TASK INSTRUCTIONS: Transcribe the material word for word, but without the images.

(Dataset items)
· · · ·
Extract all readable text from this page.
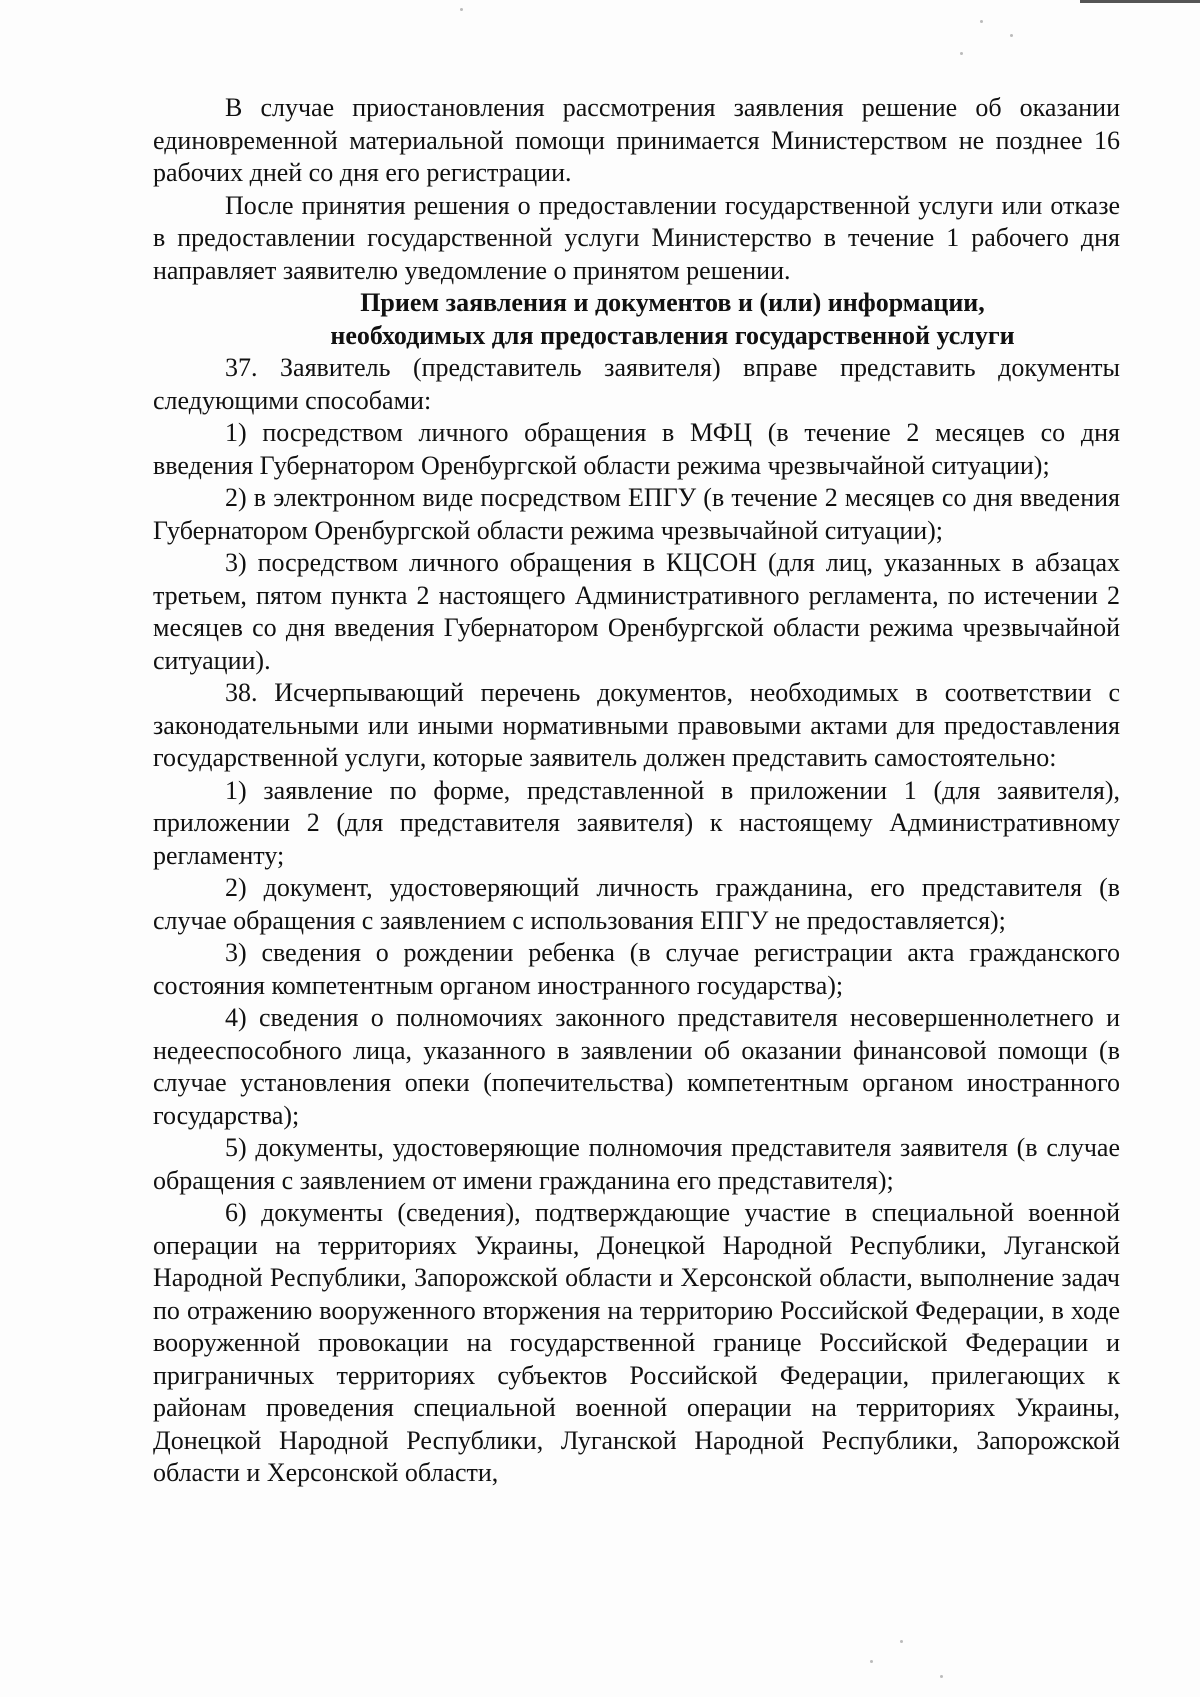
В случае приостановления рассмотрения заявления решение об оказании единовременной материальной помощи принимается Министерством не позднее 16 рабочих дней со дня его регистрации.

После принятия решения о предоставлении государственной услуги или отказе в предоставлении государственной услуги Министерство в течение 1 рабочего дня направляет заявителю уведомление о принятом решении.

Прием заявления и документов и (или) информации,
необходимых для предоставления государственной услуги

37. Заявитель (представитель заявителя) вправе представить документы следующими способами:

1) посредством личного обращения в МФЦ (в течение 2 месяцев со дня введения Губернатором Оренбургской области режима чрезвычайной ситуации);

2) в электронном виде посредством ЕПГУ (в течение 2 месяцев со дня введения Губернатором Оренбургской области режима чрезвычайной ситуации);

3) посредством личного обращения в КЦСОН (для лиц, указанных в абзацах третьем, пятом пункта 2 настоящего Административного регламента, по истечении 2 месяцев со дня введения Губернатором Оренбургской области режима чрезвычайной ситуации).

38. Исчерпывающий перечень документов, необходимых в соответствии с законодательными или иными нормативными правовыми актами для предоставления государственной услуги, которые заявитель должен представить самостоятельно:

1) заявление по форме, представленной в приложении 1 (для заявителя), приложении 2 (для представителя заявителя) к настоящему Административному регламенту;

2) документ, удостоверяющий личность гражданина, его представителя (в случае обращения с заявлением с использования ЕПГУ не предоставляется);

3) сведения о рождении ребенка (в случае регистрации акта гражданского состояния компетентным органом иностранного государства);

4) сведения о полномочиях законного представителя несовершеннолетнего и недееспособного лица, указанного в заявлении об оказании финансовой помощи (в случае установления опеки (попечительства) компетентным органом иностранного государства);

5) документы, удостоверяющие полномочия представителя заявителя (в случае обращения с заявлением от имени гражданина его представителя);

6) документы (сведения), подтверждающие участие в специальной военной операции на территориях Украины, Донецкой Народной Республики, Луганской Народной Республики, Запорожской области и Херсонской области, выполнение задач по отражению вооруженного вторжения на территорию Российской Федерации, в ходе вооруженной провокации на государственной границе Российской Федерации и приграничных территориях субъектов Российской Федерации, прилегающих к районам проведения специальной военной операции на территориях Украины, Донецкой Народной Республики, Луганской Народной Республики, Запорожской области и Херсонской области,
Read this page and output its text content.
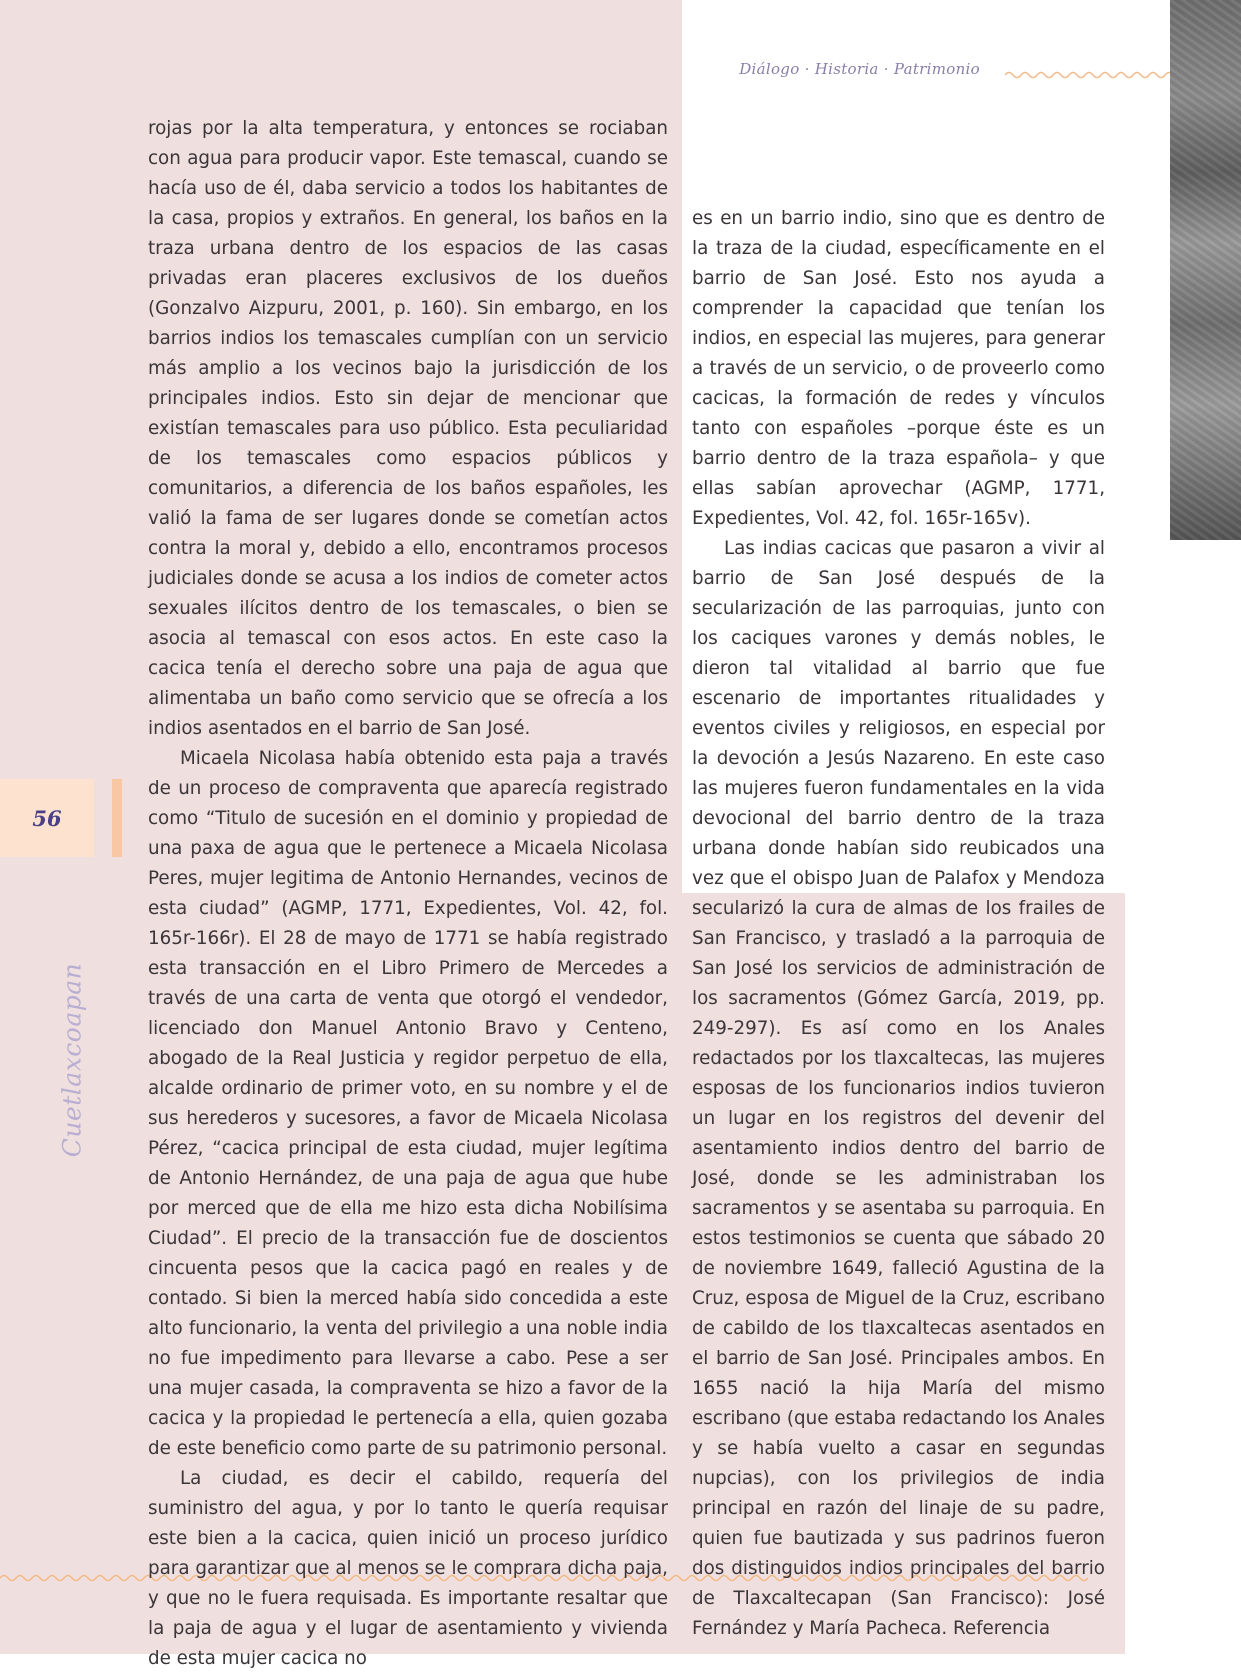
Diálogo · Historia · Patrimonio
56
Cuetlaxcoapan

rojas por la alta temperatura, y entonces se rociaban con agua para producir vapor. Este temascal, cuando se hacía uso de él, daba servicio a todos los habitantes de la casa, propios y extraños. En general, los baños en la traza urbana dentro de los espacios de las casas privadas eran placeres exclusivos de los dueños (Gonzalvo Aizpuru, 2001, p. 160). Sin embargo, en los barrios indios los temascales cumplían con un servicio más amplio a los vecinos bajo la jurisdicción de los principales indios. Esto sin dejar de mencionar que existían temascales para uso público. Esta peculiaridad de los temascales como espacios públicos y comunitarios, a diferencia de los baños españoles, les valió la fama de ser lugares donde se cometían actos contra la moral y, debido a ello, encontramos procesos judiciales donde se acusa a los indios de cometer actos sexuales ilícitos dentro de los temascales, o bien se asocia al temascal con esos actos. En este caso la cacica tenía el derecho sobre una paja de agua que alimentaba un baño como servicio que se ofrecía a los indios asentados en el barrio de San José.

Micaela Nicolasa había obtenido esta paja a través de un proceso de compraventa que aparecía registrado como “Titulo de sucesión en el dominio y propiedad de una paxa de agua que le pertenece a Micaela Nicolasa Peres, mujer legitima de Antonio Hernandes, vecinos de esta ciudad” (AGMP, 1771, Expedientes, Vol. 42, fol. 165r-166r). El 28 de mayo de 1771 se había registrado esta transacción en el Libro Primero de Mercedes a través de una carta de venta que otorgó el vendedor, licenciado don Manuel Antonio Bravo y Centeno, abogado de la Real Justicia y regidor perpetuo de ella, alcalde ordinario de primer voto, en su nombre y el de sus herederos y sucesores, a favor de Micaela Nicolasa Pérez, “cacica principal de esta ciudad, mujer legítima de Antonio Hernández, de una paja de agua que hube por merced que de ella me hizo esta dicha Nobilísima Ciudad”. El precio de la transacción fue de doscientos cincuenta pesos que la cacica pagó en reales y de contado. Si bien la merced había sido concedida a este alto funcionario, la venta del privilegio a una noble india no fue impedimento para llevarse a cabo. Pese a ser una mujer casada, la compraventa se hizo a favor de la cacica y la propiedad le pertenecía a ella, quien gozaba de este beneficio como parte de su patrimonio personal.

La ciudad, es decir el cabildo, requería del suministro del agua, y por lo tanto le quería requisar este bien a la cacica, quien inició un proceso jurídico para garantizar que al menos se le comprara dicha paja, y que no le fuera requisada. Es importante resaltar que la paja de agua y el lugar de asentamiento y vivienda de esta mujer cacica no

es en un barrio indio, sino que es dentro de la traza de la ciudad, específicamente en el barrio de San José. Esto nos ayuda a comprender la capacidad que tenían los indios, en especial las mujeres, para generar a través de un servicio, o de proveerlo como cacicas, la formación de redes y vínculos tanto con españoles –porque éste es un barrio dentro de la traza española– y que ellas sabían aprovechar (AGMP, 1771, Expedientes, Vol. 42, fol. 165r-165v).

Las indias cacicas que pasaron a vivir al barrio de San José después de la secularización de las parroquias, junto con los caciques varones y demás nobles, le dieron tal vitalidad al barrio que fue escenario de importantes ritualidades y eventos civiles y religiosos, en especial por la devoción a Jesús Nazareno. En este caso las mujeres fueron fundamentales en la vida devocional del barrio dentro de la traza urbana donde habían sido reubicados una vez que el obispo Juan de Palafox y Mendoza secularizó la cura de almas de los frailes de San Francisco, y trasladó a la parroquia de San José los servicios de administración de los sacramentos (Gómez García, 2019, pp. 249-297). Es así como en los Anales redactados por los tlaxcaltecas, las mujeres esposas de los funcionarios indios tuvieron un lugar en los registros del devenir del asentamiento indios dentro del barrio de José, donde se les administraban los sacramentos y se asentaba su parroquia. En estos testimonios se cuenta que sábado 20 de noviembre 1649, falleció Agustina de la Cruz, esposa de Miguel de la Cruz, escribano de cabildo de los tlaxcaltecas asentados en el barrio de San José. Principales ambos. En 1655 nació la hija María del mismo escribano (que estaba redactando los Anales y se había vuelto a casar en segundas nupcias), con los privilegios de india principal en razón del linaje de su padre, quien fue bautizada y sus padrinos fueron dos distinguidos indios principales del barrio de Tlaxcaltecapan (San Francisco): José Fernández y María Pacheca. Referencia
· · · ·
RESULT OF THIS TASK:
Extract all readable text from this page.
В случае приостановления рассмотрения заявления решение об оказании единовременной материальной помощи принимается Министерством не позднее 16 рабочих дней со дня его регистрации.

После принятия решения о предоставлении государственной услуги или отказе в предоставлении государственной услуги Министерство в течение 1 рабочего дня направляет заявителю уведомление о принятом решении.

Прием заявления и документов и (или) информации,
необходимых для предоставления государственной услуги

37. Заявитель (представитель заявителя) вправе представить документы следующими способами:

1) посредством личного обращения в МФЦ (в течение 2 месяцев со дня введения Губернатором Оренбургской области режима чрезвычайной ситуации);

2) в электронном виде посредством ЕПГУ (в течение 2 месяцев со дня введения Губернатором Оренбургской области режима чрезвычайной ситуации);

3) посредством личного обращения в КЦСОН (для лиц, указанных в абзацах третьем, пятом пункта 2 настоящего Административного регламента, по истечении 2 месяцев со дня введения Губернатором Оренбургской области режима чрезвычайной ситуации).

38. Исчерпывающий перечень документов, необходимых в соответствии с законодательными или иными нормативными правовыми актами для предоставления государственной услуги, которые заявитель должен представить самостоятельно:

1) заявление по форме, представленной в приложении 1 (для заявителя), приложении 2 (для представителя заявителя) к настоящему Административному регламенту;

2) документ, удостоверяющий личность гражданина, его представителя (в случае обращения с заявлением с использования ЕПГУ не предоставляется);

3) сведения о рождении ребенка (в случае регистрации акта гражданского состояния компетентным органом иностранного государства);

4) сведения о полномочиях законного представителя несовершеннолетнего и недееспособного лица, указанного в заявлении об оказании финансовой помощи (в случае установления опеки (попечительства) компетентным органом иностранного государства);

5) документы, удостоверяющие полномочия представителя заявителя (в случае обращения с заявлением от имени гражданина его представителя);

6) документы (сведения), подтверждающие участие в специальной военной операции на территориях Украины, Донецкой Народной Республики, Луганской Народной Республики, Запорожской области и Херсонской области, выполнение задач по отражению вооруженного вторжения на территорию Российской Федерации, в ходе вооруженной провокации на государственной границе Российской Федерации и приграничных территориях субъектов Российской Федерации, прилегающих к районам проведения специальной военной операции на территориях Украины, Донецкой Народной Республики, Луганской Народной Республики, Запорожской области и Херсонской области,
Read this page and output its text content.
Diálogo · Historia · Patrimonio
56
Cuetlaxcoapan

rojas por la alta temperatura, y entonces se rociaban con agua para producir vapor. Este temascal, cuando se hacía uso de él, daba servicio a todos los habitantes de la casa, propios y extraños. En general, los baños en la traza urbana dentro de los espacios de las casas privadas eran placeres exclusivos de los dueños (Gonzalvo Aizpuru, 2001, p. 160). Sin embargo, en los barrios indios los temascales cumplían con un servicio más amplio a los vecinos bajo la jurisdicción de los principales indios. Esto sin dejar de mencionar que existían temascales para uso público. Esta peculiaridad de los temascales como espacios públicos y comunitarios, a diferencia de los baños españoles, les valió la fama de ser lugares donde se cometían actos contra la moral y, debido a ello, encontramos procesos judiciales donde se acusa a los indios de cometer actos sexuales ilícitos dentro de los temascales, o bien se asocia al temascal con esos actos. En este caso la cacica tenía el derecho sobre una paja de agua que alimentaba un baño como servicio que se ofrecía a los indios asentados en el barrio de San José.

Micaela Nicolasa había obtenido esta paja a través de un proceso de compraventa que aparecía registrado como “Titulo de sucesión en el dominio y propiedad de una paxa de agua que le pertenece a Micaela Nicolasa Peres, mujer legitima de Antonio Hernandes, vecinos de esta ciudad” (AGMP, 1771, Expedientes, Vol. 42, fol. 165r-166r). El 28 de mayo de 1771 se había registrado esta transacción en el Libro Primero de Mercedes a través de una carta de venta que otorgó el vendedor, licenciado don Manuel Antonio Bravo y Centeno, abogado de la Real Justicia y regidor perpetuo de ella, alcalde ordinario de primer voto, en su nombre y el de sus herederos y sucesores, a favor de Micaela Nicolasa Pérez, “cacica principal de esta ciudad, mujer legítima de Antonio Hernández, de una paja de agua que hube por merced que de ella me hizo esta dicha Nobilísima Ciudad”. El precio de la transacción fue de doscientos cincuenta pesos que la cacica pagó en reales y de contado. Si bien la merced había sido concedida a este alto funcionario, la venta del privilegio a una noble india no fue impedimento para llevarse a cabo. Pese a ser una mujer casada, la compraventa se hizo a favor de la cacica y la propiedad le pertenecía a ella, quien gozaba de este beneficio como parte de su patrimonio personal.

La ciudad, es decir el cabildo, requería del suministro del agua, y por lo tanto le quería requisar este bien a la cacica, quien inició un proceso jurídico para garantizar que al menos se le comprara dicha paja, y que no le fuera requisada. Es importante resaltar que la paja de agua y el lugar de asentamiento y vivienda de esta mujer cacica no

es en un barrio indio, sino que es dentro de la traza de la ciudad, específicamente en el barrio de San José. Esto nos ayuda a comprender la capacidad que tenían los indios, en especial las mujeres, para generar a través de un servicio, o de proveerlo como cacicas, la formación de redes y vínculos tanto con españoles –porque éste es un barrio dentro de la traza española– y que ellas sabían aprovechar (AGMP, 1771, Expedientes, Vol. 42, fol. 165r-165v).

Las indias cacicas que pasaron a vivir al barrio de San José después de la secularización de las parroquias, junto con los caciques varones y demás nobles, le dieron tal vitalidad al barrio que fue escenario de importantes ritualidades y eventos civiles y religiosos, en especial por la devoción a Jesús Nazareno. En este caso las mujeres fueron fundamentales en la vida devocional del barrio dentro de la traza urbana donde habían sido reubicados una vez que el obispo Juan de Palafox y Mendoza secularizó la cura de almas de los frailes de San Francisco, y trasladó a la parroquia de San José los servicios de administración de los sacramentos (Gómez García, 2019, pp. 249-297). Es así como en los Anales redactados por los tlaxcaltecas, las mujeres esposas de los funcionarios indios tuvieron un lugar en los registros del devenir del asentamiento indios dentro del barrio de José, donde se les administraban los sacramentos y se asentaba su parroquia. En estos testimonios se cuenta que sábado 20 de noviembre 1649, falleció Agustina de la Cruz, esposa de Miguel de la Cruz, escribano de cabildo de los tlaxcaltecas asentados en el barrio de San José. Principales ambos. En 1655 nació la hija María del mismo escribano (que estaba redactando los Anales y se había vuelto a casar en segundas nupcias), con los privilegios de india principal en razón del linaje de su padre, quien fue bautizada y sus padrinos fueron dos distinguidos indios principales del barrio de Tlaxcaltecapan (San Francisco): José Fernández y María Pacheca. Referencia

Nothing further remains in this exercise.